WORK TO COMPLETE.
Below are records. Transcribe exactly the lines from the one that contains "OCR this image." through the last line, leaving any pictures out.

[Collection entries]
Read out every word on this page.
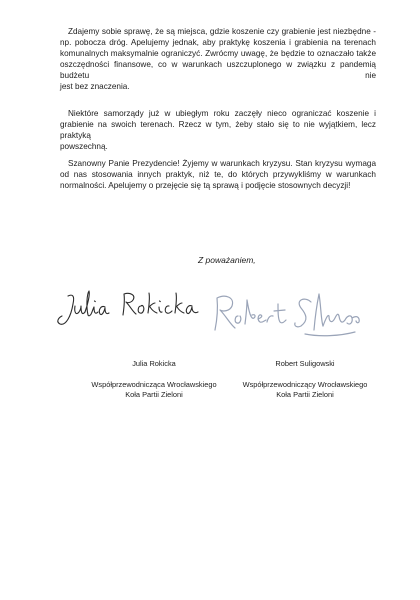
Zdajemy sobie sprawę, że są miejsca, gdzie koszenie czy grabienie jest niezbędne -
np. pobocza dróg. Apelujemy jednak, aby praktykę koszenia i grabienia na terenach
komunalnych maksymalnie ograniczyć. Zwrócmy uwagę, że będzie to oznaczało także
oszczędności finansowe, co w warunkach uszczuplonego w związku z pandemią budżetu nie
jest bez znaczenia.
Niektóre samorządy już w ubiegłym roku zaczęły nieco ograniczać koszenie i
grabienie na swoich terenach. Rzecz w tym, żeby stało się to nie wyjątkiem, lecz praktyką
powszechną.
Szanowny Panie Prezydencie! Żyjemy w warunkach kryzysu. Stan kryzysu wymaga
od nas stosowania innych praktyk, niż te, do których przywykliśmy w warunkach
normalności. Apelujemy o przejęcie się tą sprawą i podjęcie stosownych decyzji!
Z poważaniem,
Julia Rokicka
Współprzewodnicząca Wrocławskiego
Koła Partii Zieloni
Robert Suligowski
Współprzewodniczący Wrocławskiego
Koła Partii Zieloni
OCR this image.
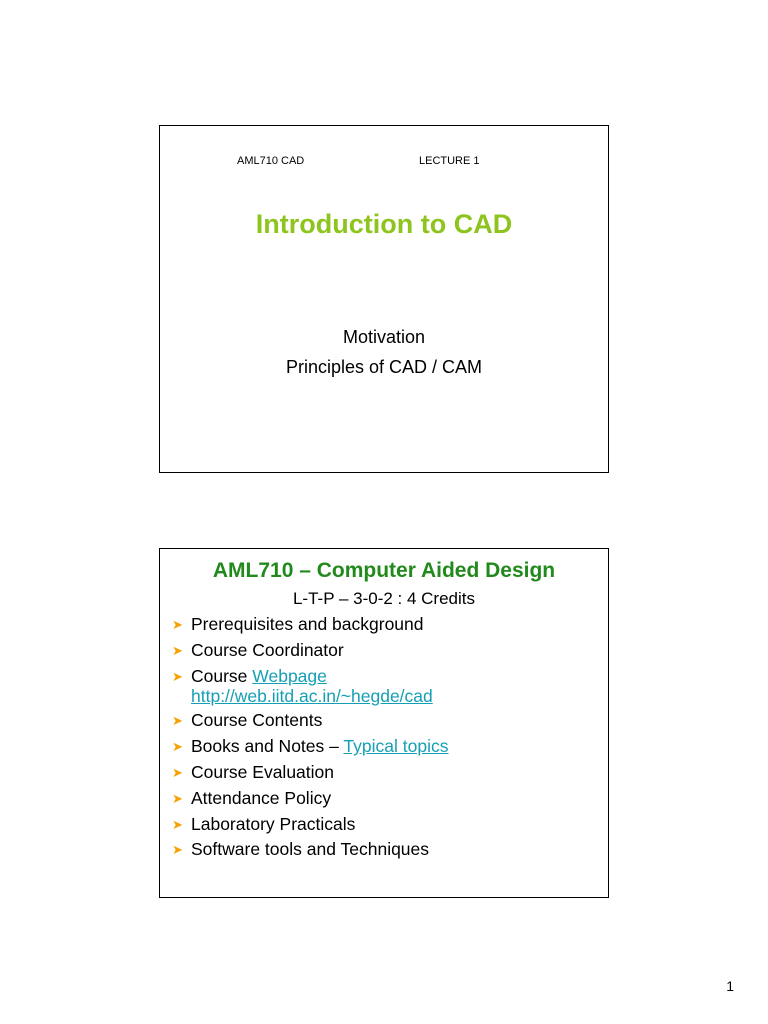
AML710 CAD	LECTURE 1
Introduction to CAD
Motivation
Principles of CAD / CAM
AML710 – Computer Aided Design
L-T-P – 3-0-2 : 4 Credits
➤ Prerequisites and background
➤ Course Coordinator
➤ Course Webpage
http://web.iitd.ac.in/~hegde/cad
➤ Course Contents
➤ Books and Notes – Typical topics
➤ Course Evaluation
➤ Attendance Policy
➤ Laboratory Practicals
➤ Software tools and Techniques
1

ANSWER TO THIS TASK.
OCR this image.
AML710 CAD	LECTURE 1
Introduction to CAD
Motivation
Principles of CAD / CAM
AML710 – Computer Aided Design
L-T-P – 3-0-2 : 4 Credits
➤ Prerequisites and background
➤ Course Coordinator
➤ Course Webpage
http://web.iitd.ac.in/~hegde/cad
➤ Course Contents
➤ Books and Notes – Typical topics
➤ Course Evaluation
➤ Attendance Policy
➤ Laboratory Practicals
➤ Software tools and Techniques
1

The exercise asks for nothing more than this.